• [EXERCISE]
Can you give the lines of the items, from the start through the line containing "day-info: Sunrise: 6:12", as a numbered list with blank lines left out?

Annotations of layout elements
============

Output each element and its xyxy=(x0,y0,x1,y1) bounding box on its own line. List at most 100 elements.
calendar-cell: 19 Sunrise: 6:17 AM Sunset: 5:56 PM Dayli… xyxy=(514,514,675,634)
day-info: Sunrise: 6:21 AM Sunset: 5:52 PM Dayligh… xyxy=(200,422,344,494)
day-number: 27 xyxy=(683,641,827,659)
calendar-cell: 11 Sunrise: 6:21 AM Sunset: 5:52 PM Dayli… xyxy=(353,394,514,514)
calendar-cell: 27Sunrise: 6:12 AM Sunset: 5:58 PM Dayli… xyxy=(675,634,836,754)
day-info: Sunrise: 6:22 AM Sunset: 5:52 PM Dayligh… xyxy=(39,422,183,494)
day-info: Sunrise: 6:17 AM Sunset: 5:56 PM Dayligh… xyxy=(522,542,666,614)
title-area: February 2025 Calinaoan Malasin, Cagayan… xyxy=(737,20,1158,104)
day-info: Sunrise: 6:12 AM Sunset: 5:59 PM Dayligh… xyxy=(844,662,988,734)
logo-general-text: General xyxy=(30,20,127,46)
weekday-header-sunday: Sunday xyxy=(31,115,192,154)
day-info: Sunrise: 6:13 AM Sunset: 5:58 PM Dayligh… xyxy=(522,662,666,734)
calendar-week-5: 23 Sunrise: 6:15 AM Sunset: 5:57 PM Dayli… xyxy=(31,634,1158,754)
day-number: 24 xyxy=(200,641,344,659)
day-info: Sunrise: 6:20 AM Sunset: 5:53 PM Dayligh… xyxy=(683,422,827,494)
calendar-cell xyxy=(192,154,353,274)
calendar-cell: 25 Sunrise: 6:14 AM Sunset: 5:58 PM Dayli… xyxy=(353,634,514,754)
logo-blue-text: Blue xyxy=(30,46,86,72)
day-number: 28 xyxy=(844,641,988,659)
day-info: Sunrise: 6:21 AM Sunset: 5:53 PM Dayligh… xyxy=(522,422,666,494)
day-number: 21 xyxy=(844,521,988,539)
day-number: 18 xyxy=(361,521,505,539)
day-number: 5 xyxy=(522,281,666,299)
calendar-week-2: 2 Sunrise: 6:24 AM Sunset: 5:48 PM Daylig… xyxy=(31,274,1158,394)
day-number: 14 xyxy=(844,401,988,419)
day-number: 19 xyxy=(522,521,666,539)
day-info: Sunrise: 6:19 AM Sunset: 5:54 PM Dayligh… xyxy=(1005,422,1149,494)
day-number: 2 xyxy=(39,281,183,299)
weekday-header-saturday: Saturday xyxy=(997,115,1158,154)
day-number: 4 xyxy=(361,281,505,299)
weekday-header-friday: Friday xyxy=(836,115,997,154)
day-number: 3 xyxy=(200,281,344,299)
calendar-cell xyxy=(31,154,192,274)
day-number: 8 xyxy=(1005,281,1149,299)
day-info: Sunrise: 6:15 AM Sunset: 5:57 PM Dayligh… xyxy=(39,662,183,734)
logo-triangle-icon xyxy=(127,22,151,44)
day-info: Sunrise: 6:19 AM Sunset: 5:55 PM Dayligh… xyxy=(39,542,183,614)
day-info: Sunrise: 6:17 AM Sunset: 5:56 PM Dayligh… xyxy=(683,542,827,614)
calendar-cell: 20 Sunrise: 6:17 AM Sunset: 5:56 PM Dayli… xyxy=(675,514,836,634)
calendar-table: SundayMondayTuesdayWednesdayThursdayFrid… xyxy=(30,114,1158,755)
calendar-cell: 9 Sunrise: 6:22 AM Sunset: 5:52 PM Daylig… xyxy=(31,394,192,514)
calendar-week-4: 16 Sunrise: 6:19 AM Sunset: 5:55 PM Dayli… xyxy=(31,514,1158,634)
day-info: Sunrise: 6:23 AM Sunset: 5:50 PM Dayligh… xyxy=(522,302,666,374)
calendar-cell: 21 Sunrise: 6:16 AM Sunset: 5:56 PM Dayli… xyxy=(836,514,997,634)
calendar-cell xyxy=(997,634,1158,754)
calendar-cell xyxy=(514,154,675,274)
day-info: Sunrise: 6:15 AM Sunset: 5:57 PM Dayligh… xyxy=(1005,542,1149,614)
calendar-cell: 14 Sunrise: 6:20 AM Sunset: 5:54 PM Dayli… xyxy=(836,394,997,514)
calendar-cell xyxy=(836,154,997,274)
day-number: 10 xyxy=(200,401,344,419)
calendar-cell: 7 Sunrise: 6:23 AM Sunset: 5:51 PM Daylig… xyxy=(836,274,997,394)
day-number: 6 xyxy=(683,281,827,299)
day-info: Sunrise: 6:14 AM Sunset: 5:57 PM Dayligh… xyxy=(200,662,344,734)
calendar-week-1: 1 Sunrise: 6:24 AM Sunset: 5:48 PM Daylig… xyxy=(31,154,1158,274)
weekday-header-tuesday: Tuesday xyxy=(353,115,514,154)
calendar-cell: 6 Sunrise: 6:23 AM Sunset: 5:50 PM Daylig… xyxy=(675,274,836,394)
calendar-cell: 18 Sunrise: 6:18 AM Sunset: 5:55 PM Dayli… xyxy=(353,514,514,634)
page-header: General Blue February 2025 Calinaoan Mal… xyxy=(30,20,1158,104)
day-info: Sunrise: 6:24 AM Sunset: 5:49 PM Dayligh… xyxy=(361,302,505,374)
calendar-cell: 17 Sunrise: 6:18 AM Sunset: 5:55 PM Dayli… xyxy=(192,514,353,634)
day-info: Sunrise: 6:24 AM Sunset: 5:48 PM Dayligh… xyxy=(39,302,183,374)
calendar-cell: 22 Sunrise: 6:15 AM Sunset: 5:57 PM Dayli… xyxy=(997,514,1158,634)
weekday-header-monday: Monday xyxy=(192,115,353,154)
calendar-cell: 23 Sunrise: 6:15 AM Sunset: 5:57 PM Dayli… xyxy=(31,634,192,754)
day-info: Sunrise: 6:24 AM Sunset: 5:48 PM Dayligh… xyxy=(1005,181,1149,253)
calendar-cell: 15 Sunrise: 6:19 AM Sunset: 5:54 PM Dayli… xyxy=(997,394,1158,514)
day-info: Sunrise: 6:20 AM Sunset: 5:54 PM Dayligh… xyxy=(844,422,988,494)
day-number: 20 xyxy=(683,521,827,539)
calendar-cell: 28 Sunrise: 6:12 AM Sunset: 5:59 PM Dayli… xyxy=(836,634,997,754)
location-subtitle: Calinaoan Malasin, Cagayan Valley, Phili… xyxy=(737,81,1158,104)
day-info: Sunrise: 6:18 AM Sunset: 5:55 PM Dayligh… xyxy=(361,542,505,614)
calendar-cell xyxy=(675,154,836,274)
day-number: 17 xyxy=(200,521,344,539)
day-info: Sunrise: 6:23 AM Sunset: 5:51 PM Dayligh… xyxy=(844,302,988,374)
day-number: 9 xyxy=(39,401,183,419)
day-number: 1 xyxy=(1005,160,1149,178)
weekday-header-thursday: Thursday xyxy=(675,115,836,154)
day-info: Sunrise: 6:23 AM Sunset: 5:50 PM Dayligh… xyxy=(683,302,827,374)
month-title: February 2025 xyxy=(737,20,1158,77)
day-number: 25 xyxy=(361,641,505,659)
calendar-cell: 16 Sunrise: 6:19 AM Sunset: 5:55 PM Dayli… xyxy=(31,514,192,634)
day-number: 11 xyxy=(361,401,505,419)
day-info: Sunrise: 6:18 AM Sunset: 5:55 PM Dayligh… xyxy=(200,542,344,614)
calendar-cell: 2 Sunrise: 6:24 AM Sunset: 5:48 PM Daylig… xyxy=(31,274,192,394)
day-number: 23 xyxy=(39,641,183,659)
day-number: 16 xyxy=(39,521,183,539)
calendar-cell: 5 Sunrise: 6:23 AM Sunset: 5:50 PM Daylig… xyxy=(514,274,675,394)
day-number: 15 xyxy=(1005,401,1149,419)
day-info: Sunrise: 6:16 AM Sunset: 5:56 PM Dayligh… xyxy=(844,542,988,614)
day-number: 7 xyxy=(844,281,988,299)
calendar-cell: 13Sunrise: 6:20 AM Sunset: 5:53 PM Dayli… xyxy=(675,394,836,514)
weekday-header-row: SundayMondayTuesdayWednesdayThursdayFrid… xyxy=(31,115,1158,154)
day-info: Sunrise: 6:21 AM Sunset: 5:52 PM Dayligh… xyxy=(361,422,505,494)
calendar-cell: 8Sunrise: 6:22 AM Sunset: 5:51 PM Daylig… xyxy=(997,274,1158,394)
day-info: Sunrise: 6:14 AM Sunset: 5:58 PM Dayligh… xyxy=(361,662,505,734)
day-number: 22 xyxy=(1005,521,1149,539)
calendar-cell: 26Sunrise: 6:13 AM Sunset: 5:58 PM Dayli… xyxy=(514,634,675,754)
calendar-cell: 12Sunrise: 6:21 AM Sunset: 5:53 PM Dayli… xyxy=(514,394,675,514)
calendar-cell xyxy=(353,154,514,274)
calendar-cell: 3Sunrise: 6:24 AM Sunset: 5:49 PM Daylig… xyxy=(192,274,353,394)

============

• [SOLUTION TO THE EXERCISE]
1. Output each element and its xyxy=(x0,y0,x1,y1) bounding box on its own line. List at most 100 elements.
2. calendar-cell: 19 Sunrise: 6:17 AM Sunset: 5:56 PM Dayli… xyxy=(514,514,675,634)
3. day-info: Sunrise: 6:21 AM Sunset: 5:52 PM Dayligh… xyxy=(200,422,344,494)
4. day-number: 27 xyxy=(683,641,827,659)
5. calendar-cell: 11 Sunrise: 6:21 AM Sunset: 5:52 PM Dayli… xyxy=(353,394,514,514)
6. calendar-cell: 27Sunrise: 6:12 AM Sunset: 5:58 PM Dayli… xyxy=(675,634,836,754)
7. day-info: Sunrise: 6:22 AM Sunset: 5:52 PM Dayligh… xyxy=(39,422,183,494)
8. day-info: Sunrise: 6:17 AM Sunset: 5:56 PM Dayligh… xyxy=(522,542,666,614)
9. title-area: February 2025 Calinaoan Malasin, Cagayan… xyxy=(737,20,1158,104)
10. day-info: Sunrise: 6:12 AM Sunset: 5:59 PM Dayligh… xyxy=(844,662,988,734)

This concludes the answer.